YOUR OBJECTIVE>
How many of the lines here include "JSON"? Answer with a single number.

--- START OF DATA LISTING ---

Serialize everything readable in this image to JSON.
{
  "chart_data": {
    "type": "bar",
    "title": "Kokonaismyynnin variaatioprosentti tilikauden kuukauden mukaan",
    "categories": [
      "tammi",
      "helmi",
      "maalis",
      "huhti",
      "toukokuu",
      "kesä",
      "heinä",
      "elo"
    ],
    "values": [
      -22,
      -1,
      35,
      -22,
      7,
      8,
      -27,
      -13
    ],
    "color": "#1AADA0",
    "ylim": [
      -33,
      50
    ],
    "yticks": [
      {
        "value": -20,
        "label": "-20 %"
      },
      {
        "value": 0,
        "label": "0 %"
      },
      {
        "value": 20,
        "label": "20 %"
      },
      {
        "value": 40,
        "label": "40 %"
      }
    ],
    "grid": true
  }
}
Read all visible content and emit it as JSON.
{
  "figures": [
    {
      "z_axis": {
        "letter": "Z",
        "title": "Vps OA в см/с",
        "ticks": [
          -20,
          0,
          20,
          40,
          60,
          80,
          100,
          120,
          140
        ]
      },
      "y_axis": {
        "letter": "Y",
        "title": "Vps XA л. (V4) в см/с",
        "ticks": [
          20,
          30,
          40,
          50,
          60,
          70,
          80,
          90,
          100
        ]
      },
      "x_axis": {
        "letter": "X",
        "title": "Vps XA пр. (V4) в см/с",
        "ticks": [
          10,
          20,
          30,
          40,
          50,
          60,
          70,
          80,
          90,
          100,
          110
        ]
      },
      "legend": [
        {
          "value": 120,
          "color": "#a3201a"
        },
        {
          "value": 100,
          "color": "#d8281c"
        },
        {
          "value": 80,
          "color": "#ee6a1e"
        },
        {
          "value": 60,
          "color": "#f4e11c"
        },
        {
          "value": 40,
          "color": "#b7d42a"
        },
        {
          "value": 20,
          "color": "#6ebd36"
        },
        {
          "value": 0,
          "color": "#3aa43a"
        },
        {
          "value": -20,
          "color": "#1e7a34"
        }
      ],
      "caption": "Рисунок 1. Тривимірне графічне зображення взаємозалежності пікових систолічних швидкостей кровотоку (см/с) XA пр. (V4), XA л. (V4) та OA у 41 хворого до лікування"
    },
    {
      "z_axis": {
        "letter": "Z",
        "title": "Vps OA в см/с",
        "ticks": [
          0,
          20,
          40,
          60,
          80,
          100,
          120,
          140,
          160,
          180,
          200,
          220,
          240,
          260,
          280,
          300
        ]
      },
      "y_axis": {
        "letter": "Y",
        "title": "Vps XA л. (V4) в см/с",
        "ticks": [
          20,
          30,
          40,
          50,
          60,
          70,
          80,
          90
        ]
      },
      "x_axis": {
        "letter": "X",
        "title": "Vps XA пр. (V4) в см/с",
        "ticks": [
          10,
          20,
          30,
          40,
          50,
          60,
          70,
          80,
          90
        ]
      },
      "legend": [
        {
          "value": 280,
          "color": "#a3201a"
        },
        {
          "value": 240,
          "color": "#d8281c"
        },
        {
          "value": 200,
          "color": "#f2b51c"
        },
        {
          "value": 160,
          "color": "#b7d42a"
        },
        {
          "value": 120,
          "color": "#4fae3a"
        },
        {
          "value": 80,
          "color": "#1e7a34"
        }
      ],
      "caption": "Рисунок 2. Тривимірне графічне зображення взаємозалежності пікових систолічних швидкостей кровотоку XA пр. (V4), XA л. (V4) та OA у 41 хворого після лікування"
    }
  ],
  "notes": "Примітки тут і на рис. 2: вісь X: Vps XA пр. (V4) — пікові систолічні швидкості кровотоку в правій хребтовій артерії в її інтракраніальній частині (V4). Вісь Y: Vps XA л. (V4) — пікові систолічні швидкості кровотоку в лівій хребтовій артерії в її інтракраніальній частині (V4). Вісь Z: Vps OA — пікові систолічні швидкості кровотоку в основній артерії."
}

--- END OF DATA LISTING ---

CORRECT ANSWER>
2